THE TASK —
Which lines have the string "America"? Copy all of them from the entries below.

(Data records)
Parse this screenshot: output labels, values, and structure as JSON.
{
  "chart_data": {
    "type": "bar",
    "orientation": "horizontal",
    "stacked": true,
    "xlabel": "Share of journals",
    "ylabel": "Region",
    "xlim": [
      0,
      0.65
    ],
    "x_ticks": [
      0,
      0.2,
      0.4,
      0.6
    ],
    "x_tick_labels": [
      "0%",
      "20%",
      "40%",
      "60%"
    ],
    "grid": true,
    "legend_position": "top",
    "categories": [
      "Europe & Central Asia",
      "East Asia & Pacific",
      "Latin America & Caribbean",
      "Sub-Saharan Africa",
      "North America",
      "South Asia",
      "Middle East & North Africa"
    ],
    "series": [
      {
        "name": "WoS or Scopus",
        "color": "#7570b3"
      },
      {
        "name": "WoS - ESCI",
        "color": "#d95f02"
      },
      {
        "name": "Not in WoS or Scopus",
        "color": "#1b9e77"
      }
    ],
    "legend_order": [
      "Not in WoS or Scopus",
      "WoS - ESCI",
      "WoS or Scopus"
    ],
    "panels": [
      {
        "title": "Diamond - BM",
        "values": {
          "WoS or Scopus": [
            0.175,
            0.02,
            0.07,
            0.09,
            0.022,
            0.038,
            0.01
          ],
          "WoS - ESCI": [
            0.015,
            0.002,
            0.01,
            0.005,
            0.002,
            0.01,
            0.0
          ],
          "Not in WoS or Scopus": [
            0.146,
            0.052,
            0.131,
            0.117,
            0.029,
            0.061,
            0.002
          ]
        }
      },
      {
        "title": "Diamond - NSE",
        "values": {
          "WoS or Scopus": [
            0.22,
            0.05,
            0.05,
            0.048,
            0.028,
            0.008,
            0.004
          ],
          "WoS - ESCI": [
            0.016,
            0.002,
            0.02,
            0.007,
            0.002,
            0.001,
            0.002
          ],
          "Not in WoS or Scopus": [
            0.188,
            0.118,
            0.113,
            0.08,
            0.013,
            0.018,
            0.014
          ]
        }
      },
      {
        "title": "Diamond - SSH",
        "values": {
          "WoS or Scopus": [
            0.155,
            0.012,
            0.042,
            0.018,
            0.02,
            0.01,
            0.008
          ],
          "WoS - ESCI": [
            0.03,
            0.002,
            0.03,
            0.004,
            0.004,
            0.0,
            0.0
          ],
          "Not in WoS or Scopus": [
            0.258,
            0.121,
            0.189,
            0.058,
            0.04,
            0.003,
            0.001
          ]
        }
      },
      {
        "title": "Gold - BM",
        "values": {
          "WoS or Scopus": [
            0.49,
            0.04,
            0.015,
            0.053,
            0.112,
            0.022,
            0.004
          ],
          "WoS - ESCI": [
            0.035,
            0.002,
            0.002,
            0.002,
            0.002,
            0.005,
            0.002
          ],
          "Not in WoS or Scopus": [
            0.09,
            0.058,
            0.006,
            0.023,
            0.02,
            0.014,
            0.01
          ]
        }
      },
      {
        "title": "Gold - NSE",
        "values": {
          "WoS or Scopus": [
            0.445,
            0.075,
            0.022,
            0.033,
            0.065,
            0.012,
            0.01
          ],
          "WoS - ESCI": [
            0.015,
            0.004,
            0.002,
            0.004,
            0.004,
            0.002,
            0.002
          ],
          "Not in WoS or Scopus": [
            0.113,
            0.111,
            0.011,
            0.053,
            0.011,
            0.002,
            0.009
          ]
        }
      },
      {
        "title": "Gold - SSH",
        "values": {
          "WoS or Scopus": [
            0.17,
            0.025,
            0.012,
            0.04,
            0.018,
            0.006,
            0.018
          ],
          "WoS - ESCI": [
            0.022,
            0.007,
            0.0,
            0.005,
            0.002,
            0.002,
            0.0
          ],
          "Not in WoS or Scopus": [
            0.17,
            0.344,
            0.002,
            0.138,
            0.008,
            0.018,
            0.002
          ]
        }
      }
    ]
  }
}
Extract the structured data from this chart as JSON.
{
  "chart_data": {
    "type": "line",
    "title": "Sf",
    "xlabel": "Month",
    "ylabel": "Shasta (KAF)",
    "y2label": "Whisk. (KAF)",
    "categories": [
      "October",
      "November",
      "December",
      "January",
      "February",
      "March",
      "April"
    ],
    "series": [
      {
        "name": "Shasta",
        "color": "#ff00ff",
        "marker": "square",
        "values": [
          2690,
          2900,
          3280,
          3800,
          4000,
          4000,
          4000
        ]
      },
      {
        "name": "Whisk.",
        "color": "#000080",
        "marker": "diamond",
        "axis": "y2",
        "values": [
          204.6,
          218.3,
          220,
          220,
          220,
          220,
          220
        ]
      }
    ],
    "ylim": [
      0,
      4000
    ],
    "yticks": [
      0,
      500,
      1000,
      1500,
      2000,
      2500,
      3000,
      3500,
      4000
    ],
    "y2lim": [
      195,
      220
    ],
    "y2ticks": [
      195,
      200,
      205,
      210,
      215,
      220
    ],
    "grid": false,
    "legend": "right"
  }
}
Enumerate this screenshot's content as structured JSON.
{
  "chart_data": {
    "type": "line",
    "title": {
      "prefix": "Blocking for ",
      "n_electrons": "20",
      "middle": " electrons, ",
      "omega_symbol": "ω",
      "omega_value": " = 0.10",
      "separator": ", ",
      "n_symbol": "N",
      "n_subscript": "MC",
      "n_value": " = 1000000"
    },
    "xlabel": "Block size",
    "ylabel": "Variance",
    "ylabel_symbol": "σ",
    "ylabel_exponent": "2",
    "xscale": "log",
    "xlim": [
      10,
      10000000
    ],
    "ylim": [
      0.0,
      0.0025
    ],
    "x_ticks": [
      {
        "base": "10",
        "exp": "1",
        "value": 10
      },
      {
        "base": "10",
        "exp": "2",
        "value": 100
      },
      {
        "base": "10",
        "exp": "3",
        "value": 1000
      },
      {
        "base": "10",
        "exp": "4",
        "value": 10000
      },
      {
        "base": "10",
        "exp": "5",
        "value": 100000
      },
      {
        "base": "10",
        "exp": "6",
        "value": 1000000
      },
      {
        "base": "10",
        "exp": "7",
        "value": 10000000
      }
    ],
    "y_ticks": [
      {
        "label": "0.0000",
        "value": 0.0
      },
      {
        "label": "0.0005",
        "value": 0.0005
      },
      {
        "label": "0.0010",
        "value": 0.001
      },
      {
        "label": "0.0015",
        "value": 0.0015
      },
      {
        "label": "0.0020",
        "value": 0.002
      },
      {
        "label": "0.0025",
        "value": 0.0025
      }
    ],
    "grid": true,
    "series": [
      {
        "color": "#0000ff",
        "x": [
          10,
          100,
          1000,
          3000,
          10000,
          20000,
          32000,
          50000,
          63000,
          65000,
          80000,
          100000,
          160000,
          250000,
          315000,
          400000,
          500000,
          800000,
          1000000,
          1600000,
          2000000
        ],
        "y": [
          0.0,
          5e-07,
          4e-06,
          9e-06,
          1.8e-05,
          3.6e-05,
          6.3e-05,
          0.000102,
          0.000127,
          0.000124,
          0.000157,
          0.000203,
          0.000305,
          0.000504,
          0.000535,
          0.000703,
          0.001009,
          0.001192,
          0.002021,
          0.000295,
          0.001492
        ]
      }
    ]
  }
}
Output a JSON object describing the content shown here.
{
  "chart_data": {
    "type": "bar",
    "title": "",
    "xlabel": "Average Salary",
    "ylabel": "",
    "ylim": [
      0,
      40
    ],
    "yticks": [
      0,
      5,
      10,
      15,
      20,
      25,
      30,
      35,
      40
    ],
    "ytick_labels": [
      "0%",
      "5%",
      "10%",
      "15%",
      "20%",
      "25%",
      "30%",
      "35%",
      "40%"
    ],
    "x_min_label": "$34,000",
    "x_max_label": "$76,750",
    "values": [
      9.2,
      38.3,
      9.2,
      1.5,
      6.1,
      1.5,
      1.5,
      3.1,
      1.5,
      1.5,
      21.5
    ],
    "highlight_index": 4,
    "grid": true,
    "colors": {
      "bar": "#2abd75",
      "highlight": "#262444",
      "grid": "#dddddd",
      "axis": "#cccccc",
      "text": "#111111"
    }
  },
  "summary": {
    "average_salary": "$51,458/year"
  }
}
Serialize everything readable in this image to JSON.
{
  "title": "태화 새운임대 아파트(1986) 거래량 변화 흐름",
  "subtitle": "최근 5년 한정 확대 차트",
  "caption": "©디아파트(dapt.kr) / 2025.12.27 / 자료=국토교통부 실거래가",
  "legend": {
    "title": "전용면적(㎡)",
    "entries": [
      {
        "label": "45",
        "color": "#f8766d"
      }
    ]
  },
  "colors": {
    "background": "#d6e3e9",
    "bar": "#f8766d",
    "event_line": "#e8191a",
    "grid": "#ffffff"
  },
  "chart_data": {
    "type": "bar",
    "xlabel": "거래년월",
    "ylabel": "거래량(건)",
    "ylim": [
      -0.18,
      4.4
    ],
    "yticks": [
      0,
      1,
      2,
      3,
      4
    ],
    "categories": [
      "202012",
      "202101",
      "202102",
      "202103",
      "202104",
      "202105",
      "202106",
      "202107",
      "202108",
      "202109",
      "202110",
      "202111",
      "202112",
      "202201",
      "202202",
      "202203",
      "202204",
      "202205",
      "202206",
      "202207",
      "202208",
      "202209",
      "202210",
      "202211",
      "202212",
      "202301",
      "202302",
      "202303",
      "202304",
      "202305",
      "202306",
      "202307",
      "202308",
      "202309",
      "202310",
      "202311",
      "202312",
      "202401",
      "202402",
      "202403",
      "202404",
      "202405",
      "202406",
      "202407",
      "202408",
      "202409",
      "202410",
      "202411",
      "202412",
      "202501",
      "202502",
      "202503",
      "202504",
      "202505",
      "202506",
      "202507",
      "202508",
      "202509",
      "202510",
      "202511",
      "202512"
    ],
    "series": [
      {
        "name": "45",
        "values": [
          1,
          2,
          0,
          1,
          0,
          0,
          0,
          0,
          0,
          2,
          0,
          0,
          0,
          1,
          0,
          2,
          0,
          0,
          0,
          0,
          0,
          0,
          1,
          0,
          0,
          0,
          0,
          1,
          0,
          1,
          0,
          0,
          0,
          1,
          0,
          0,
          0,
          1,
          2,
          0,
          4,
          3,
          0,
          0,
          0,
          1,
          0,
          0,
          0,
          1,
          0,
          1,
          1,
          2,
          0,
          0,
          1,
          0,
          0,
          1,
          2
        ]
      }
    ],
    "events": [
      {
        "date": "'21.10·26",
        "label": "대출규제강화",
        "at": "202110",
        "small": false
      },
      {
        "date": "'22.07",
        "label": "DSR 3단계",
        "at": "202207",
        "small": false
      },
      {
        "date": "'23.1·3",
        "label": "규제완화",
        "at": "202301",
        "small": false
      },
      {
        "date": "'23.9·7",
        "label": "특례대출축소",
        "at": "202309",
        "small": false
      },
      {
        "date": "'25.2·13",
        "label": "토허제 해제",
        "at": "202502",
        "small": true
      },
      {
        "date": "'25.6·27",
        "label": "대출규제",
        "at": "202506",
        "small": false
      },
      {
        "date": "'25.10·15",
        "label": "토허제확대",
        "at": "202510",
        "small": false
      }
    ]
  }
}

THE COMPLETED TASK —
      "Latin America & Caribbean",
      "North America",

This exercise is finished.